Pada 1946, terjadi kerusuhan etnis di Tangerang, Pribumi menuduh orang Tionghoa berpihak ke Belanda. Terlebih setelah Poh An Tuy, tentara Tiongkok Benteng yang pro NICA, mengirim tentara dan mengungsikan masyarakat Cina Benteng yang selamat ke Batavia. Etnis pribumi pendatang (kebanyakan Jawa dan Madura) beserta beberapa kelompok religius Sunda dan Betawi melakukan peyerangan terhadap orang Tionghoa Benteng karena dianggap terlalu loyal kepada NICA. Akhirnya kerusuhan ini berhasil diredam oleh tentara gabungan NICA dan Poh An Tuy yang membela orang Tionghoa Benteng.

§ **Soal untuk Dikerjakan**
[a] Menurut kutipan teks tentang kerusuhan di Tangerang pada 1946, mengapa orang Tionghoa Benteng diserang? Jawab dalam satu sampai tiga kalimat.
[b] Ubah paragraf kutipan teks yang diawali "Pada 1946, terjadi kerusuhan etnis" menjadi daftar singkat yang tetap memuat fakta utamanya.
Materi di bawah ini terpisah dan tidak berkaitan dengan kutipan teks.

§ **Baris Data**

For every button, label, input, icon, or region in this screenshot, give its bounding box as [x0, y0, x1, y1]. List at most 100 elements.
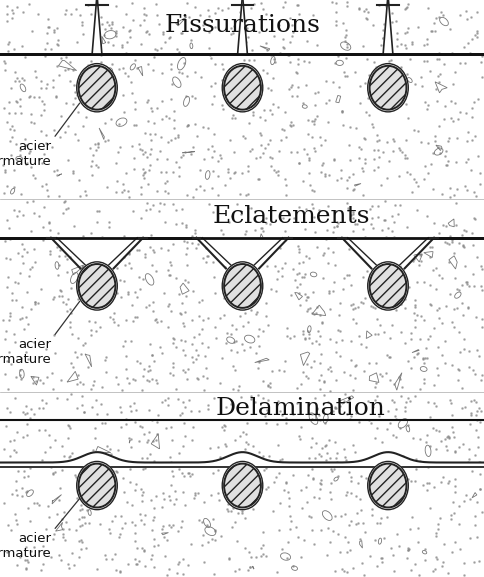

§ **Jawaban Setiap Soal**
[a] Orang Tionghoa Benteng diserang karena dianggap terlalu loyal kepada NICA, dan pribumi menuduh orang Tionghoa berpihak kepada Belanda. Tuduhan itu makin kuat setelah Poh An Tuy, tentara Tiongkok Benteng yang pro NICA, mengirim tentara dan mengungsikan masyarakat Cina Benteng yang selamat ke Batavia.

[b]
- Pada 1946 terjadi kerusuhan etnis di Tangerang.
- Pribumi menuduh orang Tionghoa berpihak kepada Belanda.
- Tuduhan itu makin kuat setelah Poh An Tuy, tentara Tiongkok Benteng yang pro NICA, mengirim tentara dan mengungsikan masyarakat Cina Benteng yang selamat ke Batavia.
- Etnis pribumi pendatang (kebanyakan Jawa dan Madura) bersama beberapa kelompok religius Sunda dan Betawi menyerang orang Tionghoa Benteng karena mereka dianggap terlalu loyal kepada NICA.
- Kerusuhan berhasil diredam oleh tentara gabungan NICA dan Poh An Tuy yang membela orang Tionghoa Benteng.